> **Exercise**
List each line of the data that holds the word "identifiant".

> **Data entries**
— Start —

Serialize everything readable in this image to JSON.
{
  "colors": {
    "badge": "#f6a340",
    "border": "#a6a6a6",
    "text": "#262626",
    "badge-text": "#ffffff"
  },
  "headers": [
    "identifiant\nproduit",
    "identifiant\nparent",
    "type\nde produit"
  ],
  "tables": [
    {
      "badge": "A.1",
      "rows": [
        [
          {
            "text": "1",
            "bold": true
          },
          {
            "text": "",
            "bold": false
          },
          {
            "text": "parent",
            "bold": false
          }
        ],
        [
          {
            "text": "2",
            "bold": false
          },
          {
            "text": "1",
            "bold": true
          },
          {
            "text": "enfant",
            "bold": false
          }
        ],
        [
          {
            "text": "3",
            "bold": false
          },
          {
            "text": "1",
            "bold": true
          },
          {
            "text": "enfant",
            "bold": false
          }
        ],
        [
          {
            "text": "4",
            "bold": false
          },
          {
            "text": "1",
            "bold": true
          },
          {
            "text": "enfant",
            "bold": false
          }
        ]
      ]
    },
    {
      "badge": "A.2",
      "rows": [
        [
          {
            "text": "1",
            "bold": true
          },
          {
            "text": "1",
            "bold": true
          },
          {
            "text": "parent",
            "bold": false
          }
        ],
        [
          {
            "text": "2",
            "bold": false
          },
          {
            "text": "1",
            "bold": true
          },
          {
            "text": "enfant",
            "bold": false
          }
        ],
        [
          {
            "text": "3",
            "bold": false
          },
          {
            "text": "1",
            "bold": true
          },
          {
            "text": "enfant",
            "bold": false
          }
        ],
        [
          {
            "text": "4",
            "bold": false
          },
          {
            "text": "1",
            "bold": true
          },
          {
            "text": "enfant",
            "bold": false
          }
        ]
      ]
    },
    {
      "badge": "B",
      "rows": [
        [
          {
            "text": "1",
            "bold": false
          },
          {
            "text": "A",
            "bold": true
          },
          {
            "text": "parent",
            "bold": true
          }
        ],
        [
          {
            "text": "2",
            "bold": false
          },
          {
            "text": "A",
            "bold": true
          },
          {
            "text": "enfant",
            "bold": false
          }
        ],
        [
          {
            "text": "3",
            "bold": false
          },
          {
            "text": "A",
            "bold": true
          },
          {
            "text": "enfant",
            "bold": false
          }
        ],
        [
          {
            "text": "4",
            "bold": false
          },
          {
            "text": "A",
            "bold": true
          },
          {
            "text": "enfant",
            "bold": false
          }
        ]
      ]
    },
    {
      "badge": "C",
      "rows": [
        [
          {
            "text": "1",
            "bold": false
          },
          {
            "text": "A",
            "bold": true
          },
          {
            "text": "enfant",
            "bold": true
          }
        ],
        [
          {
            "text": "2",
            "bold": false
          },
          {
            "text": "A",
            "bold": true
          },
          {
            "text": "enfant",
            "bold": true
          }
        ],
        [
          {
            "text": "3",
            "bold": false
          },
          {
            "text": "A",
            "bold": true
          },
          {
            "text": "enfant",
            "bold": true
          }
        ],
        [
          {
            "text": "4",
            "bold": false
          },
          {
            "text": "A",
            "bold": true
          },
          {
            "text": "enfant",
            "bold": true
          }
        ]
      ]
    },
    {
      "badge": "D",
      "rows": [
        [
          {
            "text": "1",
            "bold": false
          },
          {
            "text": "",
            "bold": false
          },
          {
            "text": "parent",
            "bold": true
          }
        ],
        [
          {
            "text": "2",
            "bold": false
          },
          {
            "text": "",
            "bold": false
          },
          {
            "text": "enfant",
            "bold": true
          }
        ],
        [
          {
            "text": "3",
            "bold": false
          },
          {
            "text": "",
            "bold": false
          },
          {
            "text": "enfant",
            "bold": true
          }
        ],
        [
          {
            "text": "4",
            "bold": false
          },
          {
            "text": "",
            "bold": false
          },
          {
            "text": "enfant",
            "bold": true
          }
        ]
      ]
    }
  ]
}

— End —

> **Output of the task**
    "identifiant\nproduit",
    "identifiant\nparent",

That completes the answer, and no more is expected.